-------- MATERIAL FOR THE TASK

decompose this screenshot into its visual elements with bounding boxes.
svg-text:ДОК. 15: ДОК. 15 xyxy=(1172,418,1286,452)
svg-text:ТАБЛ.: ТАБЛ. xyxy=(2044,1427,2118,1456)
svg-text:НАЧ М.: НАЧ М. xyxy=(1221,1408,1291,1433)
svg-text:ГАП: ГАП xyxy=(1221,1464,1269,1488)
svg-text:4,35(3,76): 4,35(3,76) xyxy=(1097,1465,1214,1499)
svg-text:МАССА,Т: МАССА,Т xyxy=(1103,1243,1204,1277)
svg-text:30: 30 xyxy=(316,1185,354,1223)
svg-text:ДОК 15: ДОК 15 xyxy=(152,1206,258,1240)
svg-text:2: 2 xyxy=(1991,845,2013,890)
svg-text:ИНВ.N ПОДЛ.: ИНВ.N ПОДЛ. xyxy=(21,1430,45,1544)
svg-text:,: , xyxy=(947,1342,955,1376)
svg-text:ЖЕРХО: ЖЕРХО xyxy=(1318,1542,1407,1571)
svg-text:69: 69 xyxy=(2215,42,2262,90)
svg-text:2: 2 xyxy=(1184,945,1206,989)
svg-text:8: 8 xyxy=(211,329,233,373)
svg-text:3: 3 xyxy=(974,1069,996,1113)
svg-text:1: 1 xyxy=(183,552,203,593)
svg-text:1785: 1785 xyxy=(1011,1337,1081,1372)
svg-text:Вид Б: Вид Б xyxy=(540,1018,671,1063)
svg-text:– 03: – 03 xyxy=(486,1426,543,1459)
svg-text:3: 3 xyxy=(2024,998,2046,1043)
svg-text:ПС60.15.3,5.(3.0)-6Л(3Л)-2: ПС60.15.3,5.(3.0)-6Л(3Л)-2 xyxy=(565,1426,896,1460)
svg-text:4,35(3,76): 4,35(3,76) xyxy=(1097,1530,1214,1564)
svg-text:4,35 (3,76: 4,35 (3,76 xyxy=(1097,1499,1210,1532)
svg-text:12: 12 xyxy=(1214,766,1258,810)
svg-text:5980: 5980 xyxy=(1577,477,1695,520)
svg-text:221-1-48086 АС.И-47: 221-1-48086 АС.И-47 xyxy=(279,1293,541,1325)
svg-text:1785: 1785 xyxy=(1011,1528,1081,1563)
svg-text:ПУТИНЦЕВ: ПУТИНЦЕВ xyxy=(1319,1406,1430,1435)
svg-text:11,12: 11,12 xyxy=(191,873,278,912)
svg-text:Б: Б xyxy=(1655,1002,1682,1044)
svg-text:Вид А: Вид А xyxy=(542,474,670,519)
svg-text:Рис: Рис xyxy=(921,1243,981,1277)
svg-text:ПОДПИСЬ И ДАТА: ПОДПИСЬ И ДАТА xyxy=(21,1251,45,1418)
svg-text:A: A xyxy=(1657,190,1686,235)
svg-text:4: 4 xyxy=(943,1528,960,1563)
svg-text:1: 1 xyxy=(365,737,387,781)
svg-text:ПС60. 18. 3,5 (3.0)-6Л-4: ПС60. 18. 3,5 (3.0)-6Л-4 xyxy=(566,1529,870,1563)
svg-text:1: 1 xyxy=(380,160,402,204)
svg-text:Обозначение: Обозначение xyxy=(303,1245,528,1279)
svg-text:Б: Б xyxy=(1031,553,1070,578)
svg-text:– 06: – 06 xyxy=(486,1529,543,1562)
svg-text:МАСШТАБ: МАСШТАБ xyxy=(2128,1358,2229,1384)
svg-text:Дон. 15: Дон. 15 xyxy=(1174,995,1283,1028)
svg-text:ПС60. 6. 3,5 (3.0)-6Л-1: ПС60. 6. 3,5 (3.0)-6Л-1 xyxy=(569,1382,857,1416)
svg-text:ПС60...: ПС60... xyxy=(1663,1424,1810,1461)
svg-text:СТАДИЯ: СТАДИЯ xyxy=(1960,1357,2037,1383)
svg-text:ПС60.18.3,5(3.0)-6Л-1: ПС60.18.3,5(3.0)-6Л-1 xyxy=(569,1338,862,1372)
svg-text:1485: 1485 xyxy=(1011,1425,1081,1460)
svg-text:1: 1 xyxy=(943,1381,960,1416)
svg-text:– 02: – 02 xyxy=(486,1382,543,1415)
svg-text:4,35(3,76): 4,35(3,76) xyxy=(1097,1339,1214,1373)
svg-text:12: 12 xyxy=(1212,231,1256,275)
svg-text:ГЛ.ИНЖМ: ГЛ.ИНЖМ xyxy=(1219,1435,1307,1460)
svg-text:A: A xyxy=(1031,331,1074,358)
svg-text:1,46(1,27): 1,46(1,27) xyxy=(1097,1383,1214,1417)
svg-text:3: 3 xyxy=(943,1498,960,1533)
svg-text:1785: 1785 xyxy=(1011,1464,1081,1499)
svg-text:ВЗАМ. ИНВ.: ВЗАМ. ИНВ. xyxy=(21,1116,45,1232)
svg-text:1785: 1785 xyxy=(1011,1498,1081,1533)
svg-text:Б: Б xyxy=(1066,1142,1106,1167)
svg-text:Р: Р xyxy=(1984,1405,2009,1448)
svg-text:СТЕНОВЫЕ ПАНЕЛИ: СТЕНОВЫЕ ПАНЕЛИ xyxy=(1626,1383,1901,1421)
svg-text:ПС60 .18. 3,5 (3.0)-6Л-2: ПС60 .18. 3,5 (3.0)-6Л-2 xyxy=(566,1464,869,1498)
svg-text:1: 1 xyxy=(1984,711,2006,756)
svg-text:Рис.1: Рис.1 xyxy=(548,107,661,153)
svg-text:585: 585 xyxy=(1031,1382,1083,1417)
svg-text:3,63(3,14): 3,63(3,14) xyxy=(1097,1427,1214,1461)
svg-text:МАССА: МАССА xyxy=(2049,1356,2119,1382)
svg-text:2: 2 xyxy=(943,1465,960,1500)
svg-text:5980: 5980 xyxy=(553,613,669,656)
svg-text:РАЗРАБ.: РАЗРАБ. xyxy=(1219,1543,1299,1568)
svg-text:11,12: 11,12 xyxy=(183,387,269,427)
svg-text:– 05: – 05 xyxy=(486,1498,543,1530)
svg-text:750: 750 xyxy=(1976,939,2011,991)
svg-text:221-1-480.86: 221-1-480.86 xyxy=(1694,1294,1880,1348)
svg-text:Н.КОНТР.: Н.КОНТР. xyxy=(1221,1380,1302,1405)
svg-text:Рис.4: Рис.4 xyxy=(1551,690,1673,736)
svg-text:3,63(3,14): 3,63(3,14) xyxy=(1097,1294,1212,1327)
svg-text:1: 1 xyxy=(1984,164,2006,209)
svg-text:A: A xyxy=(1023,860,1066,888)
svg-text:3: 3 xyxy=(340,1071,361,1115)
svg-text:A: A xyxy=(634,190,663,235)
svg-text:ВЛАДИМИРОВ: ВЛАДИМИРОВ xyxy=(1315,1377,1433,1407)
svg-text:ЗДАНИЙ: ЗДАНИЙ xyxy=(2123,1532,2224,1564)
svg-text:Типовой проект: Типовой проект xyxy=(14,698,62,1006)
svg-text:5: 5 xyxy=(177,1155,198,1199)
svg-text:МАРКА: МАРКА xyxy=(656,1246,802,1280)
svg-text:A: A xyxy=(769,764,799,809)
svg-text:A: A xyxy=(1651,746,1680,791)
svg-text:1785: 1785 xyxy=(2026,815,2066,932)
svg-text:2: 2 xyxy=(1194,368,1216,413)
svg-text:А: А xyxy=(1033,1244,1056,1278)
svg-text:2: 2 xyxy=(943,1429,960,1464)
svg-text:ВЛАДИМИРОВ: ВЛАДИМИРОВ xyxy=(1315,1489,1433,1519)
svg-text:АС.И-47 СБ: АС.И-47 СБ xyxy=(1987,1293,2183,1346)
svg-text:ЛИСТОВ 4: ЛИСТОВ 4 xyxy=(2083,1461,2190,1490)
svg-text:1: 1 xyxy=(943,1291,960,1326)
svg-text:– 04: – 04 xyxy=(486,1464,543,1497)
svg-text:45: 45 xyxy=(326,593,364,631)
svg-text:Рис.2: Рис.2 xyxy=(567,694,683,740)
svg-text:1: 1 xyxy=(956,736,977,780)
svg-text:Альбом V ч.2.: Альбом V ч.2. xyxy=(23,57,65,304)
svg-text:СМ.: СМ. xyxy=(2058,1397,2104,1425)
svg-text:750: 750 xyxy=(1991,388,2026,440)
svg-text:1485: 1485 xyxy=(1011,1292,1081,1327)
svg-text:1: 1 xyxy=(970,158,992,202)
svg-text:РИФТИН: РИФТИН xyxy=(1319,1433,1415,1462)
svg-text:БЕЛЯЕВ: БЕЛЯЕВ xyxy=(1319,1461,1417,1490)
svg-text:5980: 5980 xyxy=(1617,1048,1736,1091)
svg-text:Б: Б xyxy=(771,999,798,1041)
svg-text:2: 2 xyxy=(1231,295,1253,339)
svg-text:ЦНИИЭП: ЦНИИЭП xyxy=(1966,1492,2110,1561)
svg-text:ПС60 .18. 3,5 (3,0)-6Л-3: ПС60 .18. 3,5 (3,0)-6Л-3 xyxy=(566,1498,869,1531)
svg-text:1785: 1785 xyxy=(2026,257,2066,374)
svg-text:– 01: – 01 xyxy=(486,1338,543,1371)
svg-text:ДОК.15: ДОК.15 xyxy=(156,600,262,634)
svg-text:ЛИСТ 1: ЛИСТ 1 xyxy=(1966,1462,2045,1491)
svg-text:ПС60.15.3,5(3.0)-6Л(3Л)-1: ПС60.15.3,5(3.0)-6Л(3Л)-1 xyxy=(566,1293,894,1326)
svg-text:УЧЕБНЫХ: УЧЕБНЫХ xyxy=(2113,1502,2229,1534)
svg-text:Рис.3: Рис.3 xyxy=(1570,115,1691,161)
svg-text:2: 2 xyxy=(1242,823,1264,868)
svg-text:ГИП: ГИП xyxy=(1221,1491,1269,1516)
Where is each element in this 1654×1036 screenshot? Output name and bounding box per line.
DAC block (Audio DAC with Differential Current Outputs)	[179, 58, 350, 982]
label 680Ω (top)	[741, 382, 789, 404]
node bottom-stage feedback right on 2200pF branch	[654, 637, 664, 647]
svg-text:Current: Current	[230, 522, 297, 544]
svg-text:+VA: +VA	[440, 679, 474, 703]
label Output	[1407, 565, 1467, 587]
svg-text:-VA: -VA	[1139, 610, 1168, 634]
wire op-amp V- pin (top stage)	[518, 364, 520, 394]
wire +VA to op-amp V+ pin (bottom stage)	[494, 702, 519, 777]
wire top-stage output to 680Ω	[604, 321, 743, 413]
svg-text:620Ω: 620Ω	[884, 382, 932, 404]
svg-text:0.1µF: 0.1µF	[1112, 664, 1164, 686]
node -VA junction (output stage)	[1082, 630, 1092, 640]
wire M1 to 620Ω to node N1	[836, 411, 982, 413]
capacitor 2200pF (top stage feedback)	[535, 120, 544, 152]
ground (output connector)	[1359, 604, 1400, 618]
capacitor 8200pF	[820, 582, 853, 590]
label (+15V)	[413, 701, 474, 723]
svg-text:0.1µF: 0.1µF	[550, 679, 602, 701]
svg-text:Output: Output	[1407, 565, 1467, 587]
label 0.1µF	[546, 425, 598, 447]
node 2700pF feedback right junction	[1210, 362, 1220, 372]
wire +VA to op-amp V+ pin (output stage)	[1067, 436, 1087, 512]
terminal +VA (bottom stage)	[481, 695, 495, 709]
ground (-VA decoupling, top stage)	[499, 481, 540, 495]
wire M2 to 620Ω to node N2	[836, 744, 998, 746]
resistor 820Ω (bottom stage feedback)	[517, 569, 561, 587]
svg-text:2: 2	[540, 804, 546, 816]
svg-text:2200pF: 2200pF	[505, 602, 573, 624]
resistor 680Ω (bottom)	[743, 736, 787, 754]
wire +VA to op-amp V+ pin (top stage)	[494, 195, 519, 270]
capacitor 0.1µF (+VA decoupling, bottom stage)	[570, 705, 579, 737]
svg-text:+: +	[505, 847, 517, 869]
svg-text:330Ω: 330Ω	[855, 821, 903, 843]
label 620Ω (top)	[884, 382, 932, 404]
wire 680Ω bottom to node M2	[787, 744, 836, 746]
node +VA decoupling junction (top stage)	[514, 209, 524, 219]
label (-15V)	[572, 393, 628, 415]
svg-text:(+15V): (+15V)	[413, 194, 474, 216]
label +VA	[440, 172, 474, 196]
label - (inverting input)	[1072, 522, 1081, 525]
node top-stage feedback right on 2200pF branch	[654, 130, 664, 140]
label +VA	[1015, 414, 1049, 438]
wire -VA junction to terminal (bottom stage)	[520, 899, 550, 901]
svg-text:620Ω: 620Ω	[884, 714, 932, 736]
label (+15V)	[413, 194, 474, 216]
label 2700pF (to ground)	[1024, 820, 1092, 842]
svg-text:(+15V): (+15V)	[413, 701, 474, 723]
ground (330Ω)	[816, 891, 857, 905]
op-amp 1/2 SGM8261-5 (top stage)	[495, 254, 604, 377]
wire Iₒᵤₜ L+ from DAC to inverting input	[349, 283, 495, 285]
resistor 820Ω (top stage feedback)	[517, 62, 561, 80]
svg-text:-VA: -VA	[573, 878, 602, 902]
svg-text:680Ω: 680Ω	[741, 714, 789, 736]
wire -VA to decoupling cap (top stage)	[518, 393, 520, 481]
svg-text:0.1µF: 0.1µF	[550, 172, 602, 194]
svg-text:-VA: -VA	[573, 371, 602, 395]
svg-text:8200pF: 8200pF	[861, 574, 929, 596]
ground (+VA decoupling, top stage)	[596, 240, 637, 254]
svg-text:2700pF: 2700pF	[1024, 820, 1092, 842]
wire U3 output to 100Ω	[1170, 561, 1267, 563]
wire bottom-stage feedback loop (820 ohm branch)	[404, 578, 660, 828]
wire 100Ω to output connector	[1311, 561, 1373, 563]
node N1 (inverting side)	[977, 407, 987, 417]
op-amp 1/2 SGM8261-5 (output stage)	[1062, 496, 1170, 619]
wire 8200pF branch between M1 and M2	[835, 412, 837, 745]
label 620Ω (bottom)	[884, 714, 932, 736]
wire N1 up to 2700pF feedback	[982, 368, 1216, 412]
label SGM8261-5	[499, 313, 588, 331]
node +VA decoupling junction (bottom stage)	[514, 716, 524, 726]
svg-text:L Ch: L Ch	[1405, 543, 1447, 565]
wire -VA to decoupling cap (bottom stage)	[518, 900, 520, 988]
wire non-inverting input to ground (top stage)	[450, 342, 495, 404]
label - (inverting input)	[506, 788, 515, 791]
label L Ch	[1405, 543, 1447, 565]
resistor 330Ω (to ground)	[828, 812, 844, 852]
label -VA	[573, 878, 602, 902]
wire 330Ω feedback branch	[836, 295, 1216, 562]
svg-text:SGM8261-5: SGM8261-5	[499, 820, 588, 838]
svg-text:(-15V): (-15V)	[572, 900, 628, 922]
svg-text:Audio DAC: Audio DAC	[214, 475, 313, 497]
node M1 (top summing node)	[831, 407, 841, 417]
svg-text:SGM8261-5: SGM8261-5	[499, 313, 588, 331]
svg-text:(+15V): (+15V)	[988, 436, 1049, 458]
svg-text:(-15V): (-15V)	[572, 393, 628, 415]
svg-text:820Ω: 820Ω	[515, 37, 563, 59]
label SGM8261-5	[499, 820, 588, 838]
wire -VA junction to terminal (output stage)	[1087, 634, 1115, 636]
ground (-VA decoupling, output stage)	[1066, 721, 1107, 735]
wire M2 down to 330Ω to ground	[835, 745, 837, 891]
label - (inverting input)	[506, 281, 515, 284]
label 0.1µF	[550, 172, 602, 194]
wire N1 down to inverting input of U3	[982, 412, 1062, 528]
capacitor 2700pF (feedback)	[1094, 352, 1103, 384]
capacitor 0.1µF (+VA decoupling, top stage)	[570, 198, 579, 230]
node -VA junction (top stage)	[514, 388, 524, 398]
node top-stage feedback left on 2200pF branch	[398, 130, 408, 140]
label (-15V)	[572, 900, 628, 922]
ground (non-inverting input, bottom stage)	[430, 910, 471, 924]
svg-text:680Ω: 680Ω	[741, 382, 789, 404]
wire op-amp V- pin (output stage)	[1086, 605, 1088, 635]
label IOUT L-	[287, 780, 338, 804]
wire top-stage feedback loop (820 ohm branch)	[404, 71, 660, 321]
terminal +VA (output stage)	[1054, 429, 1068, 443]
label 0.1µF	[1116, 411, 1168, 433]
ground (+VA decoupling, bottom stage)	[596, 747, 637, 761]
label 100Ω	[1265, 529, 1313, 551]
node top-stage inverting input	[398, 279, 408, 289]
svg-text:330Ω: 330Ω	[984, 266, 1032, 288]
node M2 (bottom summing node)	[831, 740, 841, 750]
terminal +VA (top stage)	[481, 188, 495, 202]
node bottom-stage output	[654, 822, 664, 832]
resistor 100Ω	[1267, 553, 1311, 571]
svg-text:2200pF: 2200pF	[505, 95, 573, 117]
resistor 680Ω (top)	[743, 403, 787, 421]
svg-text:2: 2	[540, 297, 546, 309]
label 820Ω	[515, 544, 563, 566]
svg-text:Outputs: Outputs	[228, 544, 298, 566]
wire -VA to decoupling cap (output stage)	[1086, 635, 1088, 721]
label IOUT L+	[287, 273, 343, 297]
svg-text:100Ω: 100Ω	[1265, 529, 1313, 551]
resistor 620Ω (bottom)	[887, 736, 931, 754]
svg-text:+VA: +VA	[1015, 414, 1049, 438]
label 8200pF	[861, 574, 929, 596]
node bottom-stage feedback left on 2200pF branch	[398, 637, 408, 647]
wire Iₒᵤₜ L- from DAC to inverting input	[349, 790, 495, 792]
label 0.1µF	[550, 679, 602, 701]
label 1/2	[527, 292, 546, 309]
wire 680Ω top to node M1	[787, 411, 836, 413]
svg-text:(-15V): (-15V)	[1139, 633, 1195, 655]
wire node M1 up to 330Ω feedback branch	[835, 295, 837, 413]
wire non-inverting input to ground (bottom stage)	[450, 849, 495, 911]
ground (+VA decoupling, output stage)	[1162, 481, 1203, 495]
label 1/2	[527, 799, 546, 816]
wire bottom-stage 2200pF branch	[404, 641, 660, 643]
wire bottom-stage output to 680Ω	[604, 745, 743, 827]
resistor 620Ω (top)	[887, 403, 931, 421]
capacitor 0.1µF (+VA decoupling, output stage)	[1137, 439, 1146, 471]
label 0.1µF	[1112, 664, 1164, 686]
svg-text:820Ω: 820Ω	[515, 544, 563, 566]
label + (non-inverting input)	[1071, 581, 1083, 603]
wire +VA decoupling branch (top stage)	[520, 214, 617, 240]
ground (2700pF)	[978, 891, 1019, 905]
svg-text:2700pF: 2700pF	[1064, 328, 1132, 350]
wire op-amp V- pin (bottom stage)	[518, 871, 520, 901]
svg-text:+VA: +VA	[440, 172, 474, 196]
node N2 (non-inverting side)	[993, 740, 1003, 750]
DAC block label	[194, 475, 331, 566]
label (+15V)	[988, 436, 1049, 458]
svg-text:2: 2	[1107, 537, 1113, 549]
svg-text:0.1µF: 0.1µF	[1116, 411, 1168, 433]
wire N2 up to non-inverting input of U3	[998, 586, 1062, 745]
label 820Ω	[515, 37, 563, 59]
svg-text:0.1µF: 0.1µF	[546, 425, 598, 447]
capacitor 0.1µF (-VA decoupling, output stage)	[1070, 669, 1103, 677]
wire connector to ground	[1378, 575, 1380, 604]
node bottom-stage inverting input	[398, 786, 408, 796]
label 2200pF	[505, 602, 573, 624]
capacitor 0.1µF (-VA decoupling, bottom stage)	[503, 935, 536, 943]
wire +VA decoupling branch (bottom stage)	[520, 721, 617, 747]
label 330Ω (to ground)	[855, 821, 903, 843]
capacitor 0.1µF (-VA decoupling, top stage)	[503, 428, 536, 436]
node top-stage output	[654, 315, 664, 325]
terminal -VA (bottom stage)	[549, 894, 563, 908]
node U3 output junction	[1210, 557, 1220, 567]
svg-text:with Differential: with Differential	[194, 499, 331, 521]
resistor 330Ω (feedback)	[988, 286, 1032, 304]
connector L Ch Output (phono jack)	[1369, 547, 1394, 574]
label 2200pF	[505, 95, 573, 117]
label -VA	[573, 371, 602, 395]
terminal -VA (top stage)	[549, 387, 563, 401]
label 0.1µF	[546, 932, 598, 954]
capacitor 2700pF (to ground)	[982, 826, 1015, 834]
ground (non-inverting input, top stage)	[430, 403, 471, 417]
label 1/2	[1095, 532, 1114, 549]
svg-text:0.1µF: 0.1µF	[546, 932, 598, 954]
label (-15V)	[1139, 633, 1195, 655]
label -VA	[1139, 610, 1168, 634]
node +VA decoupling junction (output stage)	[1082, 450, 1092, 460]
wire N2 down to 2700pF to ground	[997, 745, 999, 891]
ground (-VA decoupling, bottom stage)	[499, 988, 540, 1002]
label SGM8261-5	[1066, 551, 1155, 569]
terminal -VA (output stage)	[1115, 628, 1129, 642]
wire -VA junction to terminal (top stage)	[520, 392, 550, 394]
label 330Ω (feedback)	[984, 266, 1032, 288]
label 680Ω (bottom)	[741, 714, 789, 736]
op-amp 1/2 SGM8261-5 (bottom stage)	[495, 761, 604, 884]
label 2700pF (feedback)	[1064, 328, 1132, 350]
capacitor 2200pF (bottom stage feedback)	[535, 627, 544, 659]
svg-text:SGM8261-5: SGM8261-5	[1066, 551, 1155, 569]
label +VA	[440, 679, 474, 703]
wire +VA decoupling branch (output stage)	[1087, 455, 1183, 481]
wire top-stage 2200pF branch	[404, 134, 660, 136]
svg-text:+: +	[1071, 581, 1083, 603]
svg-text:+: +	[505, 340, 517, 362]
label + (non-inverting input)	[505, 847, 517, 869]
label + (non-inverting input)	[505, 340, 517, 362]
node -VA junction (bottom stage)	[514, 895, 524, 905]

----------------

_WHAT THIS TASK INVOLVES:_ Please repeat the records from their start up to and including the line with "svg-text:30: 30 xyxy=(316,1185,354,1223)", swapping "screenshot" for "drawing" and leaving everything else unchanged; give only those lines.

_RESULT OF THE EXERCISE:_
decompose this drawing into its visual elements with bounding boxes.
svg-text:ДОК. 15: ДОК. 15 xyxy=(1172,418,1286,452)
svg-text:ТАБЛ.: ТАБЛ. xyxy=(2044,1427,2118,1456)
svg-text:НАЧ М.: НАЧ М. xyxy=(1221,1408,1291,1433)
svg-text:ГАП: ГАП xyxy=(1221,1464,1269,1488)
svg-text:4,35(3,76): 4,35(3,76) xyxy=(1097,1465,1214,1499)
svg-text:МАССА,Т: МАССА,Т xyxy=(1103,1243,1204,1277)
svg-text:30: 30 xyxy=(316,1185,354,1223)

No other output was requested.